SELECTED EXTRACT

French neuroscientist (1951–2024)

Yves Frégnac (13 August 1951 – 17 October 2024) was a neuroscience researcher who specialized in visual neuroscience and neural plasticity. He was known for his pioneering work in systems neuroscience and his integration of experimental and theoretical approaches in studying the visual cortex.

He was professor of cognitive science at École Polytechnique from 2008 to 2016. In 2008, Yves Frégnac was awarded the Grand Prix scientifique de la Fondation Louis D. (Prix Louis D.) by the Institut de France.

== Early life and education ==
Born in Lyon, Frégnac moved to Paris in 1970 to study at École Supérieure d'Electricité (Supélec, now CentraleSupélec). During his engineering studies, he pursued an innovative dual curriculum in biology, earning additional degrees in biophysics, modeling, and neuroscience. A pivotal visit to Michel Imbert's laboratory at the Collège de France, where he witnessed neuronal recordings from the visual cortex, shaped his future career trajectory.

== Scientific career ==
Frégnac completed two doctoral degrees under Michel Imbert's supervision: first in human biology (1978), then in neuroscience (1982) in the institute directed by Yves Laporte. His early research focused on the development of visual cortical cells, publishing groundbreaking work on orientation selectivity and ocular dominance in kittens.

In the 1980s, he established his research team at the Institut de Neurobiologie Alfred Fessard in Gif-sur-Yvette, with ground-breaking work notably on plasticity. In 2000, Frégnac founded a research unit called Unité des Neurosciences Intégratives et Computationelles (UNIC) (and later called Unit of Neuroscience Information and Complexity) within the CNRS. UNIC rapidly became recognised for its original interdisciplinary approach, combining experimental and theoretical neuroscience. Under Yves' leadership, UNIC developed comprehensive data-driven models of cat primary visual cortex, establishing new standards for the integration of experimental data with computational modelling.

WHAT YOU WILL DO
Answer these questions from the Yves Frégnac biography, one answer per line:
1. In which city was Frégnac born?
2. What prize did the Institut de France award him in 2008?
3. What research unit did he found within the CNRS in 2000?

DATA UNDER STUDY

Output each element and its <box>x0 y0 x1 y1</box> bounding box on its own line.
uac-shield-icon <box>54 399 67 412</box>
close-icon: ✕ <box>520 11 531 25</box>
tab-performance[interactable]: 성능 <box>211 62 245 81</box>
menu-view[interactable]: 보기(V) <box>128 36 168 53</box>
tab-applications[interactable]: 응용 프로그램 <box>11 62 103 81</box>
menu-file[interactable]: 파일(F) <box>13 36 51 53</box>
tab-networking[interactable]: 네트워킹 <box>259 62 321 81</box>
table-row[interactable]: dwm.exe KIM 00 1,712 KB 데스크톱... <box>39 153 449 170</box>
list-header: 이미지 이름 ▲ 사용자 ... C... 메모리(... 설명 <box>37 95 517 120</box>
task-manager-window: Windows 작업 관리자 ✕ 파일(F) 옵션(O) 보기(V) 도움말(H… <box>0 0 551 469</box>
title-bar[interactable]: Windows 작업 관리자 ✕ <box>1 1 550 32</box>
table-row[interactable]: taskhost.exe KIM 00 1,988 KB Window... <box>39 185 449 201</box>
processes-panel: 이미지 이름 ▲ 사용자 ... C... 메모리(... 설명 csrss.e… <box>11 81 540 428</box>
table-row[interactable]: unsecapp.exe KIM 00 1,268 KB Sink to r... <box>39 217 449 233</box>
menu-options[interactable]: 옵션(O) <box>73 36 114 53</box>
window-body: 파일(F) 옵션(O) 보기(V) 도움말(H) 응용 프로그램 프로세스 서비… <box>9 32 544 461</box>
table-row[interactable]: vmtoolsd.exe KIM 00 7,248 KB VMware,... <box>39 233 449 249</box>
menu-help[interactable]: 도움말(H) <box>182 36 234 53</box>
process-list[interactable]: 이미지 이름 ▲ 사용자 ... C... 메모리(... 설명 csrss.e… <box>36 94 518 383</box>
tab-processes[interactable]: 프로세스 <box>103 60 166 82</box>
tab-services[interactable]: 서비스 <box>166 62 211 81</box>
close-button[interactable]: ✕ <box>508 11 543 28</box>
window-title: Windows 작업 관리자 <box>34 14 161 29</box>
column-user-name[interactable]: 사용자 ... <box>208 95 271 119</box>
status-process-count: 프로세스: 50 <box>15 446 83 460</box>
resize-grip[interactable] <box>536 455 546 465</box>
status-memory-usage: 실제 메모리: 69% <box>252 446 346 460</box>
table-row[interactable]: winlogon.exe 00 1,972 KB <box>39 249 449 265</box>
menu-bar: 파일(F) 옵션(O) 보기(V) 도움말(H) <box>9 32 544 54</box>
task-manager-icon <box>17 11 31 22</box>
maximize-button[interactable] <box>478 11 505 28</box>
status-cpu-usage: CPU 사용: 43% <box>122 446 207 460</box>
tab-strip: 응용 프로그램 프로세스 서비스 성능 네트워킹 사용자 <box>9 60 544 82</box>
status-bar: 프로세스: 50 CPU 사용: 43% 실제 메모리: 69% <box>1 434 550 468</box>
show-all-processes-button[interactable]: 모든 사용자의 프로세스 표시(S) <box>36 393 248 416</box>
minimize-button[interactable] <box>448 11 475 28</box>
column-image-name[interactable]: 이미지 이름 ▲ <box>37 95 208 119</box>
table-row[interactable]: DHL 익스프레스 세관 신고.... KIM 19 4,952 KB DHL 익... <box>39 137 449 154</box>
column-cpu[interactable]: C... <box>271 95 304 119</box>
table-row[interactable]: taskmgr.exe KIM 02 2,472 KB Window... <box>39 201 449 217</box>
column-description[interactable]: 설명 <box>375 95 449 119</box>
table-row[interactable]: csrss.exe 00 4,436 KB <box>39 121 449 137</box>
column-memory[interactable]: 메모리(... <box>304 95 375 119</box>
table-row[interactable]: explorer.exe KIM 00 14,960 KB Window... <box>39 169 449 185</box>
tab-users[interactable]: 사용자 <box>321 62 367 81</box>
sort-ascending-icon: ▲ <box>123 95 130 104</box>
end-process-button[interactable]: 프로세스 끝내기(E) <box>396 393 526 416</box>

EXERCISE OUTPUT
1. Lyon
2. The Grand Prix scientifique de la Fondation Louis D. (Prix Louis D.)
3. The Unité des Neurosciences Intégratives et Computationelles (UNIC), later called Unit of Neuroscience Information and Complexity